GIVEN PROBLEM
Each line that contains the string "communicates" counts once; report how many such lines appear in the data, as a number only.

Collected data
* * * *
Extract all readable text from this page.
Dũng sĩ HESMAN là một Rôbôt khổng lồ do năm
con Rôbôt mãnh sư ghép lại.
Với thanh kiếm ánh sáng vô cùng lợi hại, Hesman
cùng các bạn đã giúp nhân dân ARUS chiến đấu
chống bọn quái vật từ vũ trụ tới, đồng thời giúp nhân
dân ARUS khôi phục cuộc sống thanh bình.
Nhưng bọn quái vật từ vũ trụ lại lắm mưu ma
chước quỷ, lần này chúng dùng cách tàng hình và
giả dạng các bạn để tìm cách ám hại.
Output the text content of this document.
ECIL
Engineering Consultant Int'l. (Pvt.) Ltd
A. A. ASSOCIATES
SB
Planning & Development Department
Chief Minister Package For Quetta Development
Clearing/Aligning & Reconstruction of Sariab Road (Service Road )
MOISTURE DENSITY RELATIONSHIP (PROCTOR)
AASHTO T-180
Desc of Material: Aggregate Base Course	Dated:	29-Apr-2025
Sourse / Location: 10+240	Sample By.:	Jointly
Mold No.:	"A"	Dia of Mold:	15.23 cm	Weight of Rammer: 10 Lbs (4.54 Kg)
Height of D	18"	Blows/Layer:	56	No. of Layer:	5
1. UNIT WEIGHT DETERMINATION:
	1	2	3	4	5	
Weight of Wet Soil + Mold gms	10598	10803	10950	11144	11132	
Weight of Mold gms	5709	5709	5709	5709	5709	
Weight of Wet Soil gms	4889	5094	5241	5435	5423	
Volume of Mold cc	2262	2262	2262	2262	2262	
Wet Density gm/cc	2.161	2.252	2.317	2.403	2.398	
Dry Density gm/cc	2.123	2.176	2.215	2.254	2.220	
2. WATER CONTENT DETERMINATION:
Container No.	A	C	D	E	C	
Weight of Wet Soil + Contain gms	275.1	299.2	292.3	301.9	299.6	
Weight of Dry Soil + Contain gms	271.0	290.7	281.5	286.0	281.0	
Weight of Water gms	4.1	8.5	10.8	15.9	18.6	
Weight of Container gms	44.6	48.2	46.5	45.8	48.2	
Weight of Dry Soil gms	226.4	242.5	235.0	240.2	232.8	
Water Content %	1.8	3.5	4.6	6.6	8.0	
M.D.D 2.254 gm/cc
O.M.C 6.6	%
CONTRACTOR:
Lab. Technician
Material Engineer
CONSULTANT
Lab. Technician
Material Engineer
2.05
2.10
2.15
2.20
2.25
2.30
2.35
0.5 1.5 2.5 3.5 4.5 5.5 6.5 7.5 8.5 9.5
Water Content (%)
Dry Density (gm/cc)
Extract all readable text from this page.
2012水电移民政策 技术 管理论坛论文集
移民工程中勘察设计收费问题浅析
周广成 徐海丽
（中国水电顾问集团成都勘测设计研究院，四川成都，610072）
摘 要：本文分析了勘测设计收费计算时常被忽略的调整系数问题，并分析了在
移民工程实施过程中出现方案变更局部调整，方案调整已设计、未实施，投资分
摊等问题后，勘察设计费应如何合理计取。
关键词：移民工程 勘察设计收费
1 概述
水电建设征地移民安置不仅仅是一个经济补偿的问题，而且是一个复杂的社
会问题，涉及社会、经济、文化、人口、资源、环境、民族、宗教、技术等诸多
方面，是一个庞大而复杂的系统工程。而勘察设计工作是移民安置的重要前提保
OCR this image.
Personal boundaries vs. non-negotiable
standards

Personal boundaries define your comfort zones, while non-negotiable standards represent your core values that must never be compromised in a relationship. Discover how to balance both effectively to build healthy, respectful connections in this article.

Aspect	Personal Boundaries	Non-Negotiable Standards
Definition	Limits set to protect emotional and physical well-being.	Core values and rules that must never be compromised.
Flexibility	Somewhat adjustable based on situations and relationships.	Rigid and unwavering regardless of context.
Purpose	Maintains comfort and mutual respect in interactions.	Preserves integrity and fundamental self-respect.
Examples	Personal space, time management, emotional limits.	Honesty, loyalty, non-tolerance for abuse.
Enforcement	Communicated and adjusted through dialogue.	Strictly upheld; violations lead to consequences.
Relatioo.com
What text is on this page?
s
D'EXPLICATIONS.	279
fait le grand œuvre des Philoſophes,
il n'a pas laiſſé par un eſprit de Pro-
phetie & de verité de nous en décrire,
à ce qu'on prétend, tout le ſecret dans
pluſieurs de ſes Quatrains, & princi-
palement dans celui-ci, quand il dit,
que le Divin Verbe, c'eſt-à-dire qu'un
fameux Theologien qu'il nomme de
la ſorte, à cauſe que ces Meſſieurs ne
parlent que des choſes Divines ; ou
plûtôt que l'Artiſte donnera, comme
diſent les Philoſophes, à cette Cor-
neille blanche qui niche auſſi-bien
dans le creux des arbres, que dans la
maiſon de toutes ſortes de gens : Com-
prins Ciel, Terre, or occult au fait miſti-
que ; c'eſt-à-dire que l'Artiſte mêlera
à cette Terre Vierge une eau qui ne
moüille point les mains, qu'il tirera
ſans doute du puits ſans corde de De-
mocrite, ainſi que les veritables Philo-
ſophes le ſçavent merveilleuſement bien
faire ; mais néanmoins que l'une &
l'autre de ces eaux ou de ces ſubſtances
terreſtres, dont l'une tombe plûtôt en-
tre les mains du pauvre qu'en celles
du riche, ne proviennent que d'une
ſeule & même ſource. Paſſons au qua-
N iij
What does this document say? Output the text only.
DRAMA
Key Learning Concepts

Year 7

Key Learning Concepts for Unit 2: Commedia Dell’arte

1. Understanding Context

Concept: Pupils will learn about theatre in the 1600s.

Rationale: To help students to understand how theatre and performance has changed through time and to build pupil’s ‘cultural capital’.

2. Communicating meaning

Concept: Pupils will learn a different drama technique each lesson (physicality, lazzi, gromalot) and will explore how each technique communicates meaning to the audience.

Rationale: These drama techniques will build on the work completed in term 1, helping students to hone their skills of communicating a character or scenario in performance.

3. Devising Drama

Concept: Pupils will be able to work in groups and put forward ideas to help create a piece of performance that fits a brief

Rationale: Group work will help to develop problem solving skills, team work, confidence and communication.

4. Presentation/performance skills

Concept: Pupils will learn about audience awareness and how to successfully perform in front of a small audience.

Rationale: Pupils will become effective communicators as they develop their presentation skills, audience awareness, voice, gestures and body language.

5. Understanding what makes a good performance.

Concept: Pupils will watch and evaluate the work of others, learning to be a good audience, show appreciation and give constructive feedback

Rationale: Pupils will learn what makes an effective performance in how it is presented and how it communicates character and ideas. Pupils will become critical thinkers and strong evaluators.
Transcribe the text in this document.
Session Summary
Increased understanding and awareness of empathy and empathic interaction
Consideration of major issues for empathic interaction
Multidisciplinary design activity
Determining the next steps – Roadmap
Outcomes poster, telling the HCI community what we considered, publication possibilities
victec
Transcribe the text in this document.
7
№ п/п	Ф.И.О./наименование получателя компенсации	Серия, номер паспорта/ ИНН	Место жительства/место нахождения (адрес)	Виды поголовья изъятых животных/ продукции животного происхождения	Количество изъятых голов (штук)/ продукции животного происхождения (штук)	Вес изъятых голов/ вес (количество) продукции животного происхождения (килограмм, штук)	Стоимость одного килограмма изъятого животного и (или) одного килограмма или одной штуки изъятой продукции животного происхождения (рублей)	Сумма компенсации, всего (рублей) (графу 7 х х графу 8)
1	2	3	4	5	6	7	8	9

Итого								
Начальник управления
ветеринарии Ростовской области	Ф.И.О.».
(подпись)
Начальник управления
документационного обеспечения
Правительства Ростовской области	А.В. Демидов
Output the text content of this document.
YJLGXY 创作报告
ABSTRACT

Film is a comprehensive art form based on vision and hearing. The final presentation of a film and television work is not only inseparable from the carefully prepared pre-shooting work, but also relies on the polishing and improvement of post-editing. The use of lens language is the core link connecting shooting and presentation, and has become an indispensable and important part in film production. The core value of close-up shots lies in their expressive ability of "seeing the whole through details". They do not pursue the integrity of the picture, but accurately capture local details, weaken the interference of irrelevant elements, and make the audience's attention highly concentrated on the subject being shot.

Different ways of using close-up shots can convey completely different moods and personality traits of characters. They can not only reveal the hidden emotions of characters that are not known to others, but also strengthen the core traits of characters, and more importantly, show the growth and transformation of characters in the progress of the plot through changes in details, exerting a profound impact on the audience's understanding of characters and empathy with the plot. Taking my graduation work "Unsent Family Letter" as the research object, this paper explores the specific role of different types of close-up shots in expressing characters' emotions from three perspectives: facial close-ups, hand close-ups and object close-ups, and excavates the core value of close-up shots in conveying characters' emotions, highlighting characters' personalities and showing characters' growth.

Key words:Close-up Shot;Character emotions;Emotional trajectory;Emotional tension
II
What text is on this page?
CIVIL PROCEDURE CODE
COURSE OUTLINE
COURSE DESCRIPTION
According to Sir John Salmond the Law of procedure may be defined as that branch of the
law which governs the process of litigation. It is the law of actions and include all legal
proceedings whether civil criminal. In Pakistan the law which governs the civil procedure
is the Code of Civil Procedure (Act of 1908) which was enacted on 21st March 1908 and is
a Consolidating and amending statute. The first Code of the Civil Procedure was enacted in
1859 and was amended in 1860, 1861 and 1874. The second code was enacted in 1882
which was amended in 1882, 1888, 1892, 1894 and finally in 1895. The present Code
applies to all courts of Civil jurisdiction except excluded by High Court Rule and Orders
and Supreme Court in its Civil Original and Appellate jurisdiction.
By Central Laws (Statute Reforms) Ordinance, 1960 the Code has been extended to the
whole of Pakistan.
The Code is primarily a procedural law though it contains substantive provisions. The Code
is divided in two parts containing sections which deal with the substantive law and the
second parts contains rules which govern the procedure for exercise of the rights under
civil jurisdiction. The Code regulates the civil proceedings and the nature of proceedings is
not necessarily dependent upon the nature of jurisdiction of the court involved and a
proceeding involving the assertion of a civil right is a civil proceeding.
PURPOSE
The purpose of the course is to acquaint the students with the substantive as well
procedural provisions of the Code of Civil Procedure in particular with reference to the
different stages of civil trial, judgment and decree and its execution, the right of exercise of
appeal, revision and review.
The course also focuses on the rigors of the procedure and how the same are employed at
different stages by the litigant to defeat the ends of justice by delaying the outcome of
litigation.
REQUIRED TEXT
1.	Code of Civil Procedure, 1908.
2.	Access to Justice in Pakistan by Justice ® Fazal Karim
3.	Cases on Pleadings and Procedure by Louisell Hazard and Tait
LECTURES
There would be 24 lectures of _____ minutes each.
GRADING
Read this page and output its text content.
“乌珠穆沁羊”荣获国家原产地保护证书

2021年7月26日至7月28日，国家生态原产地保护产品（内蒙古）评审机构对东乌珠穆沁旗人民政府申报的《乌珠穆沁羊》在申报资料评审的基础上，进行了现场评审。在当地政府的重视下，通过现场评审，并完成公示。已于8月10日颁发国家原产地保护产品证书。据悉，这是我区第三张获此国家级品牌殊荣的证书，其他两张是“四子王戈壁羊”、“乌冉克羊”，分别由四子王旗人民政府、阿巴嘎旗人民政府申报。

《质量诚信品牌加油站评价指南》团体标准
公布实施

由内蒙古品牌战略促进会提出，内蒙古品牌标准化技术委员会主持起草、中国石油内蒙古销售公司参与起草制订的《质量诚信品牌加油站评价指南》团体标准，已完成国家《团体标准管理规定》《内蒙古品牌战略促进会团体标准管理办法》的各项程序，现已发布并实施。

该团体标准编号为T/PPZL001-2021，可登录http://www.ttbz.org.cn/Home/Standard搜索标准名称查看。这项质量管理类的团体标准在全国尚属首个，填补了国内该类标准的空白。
* * * *
WRITTEN SOLUTION
2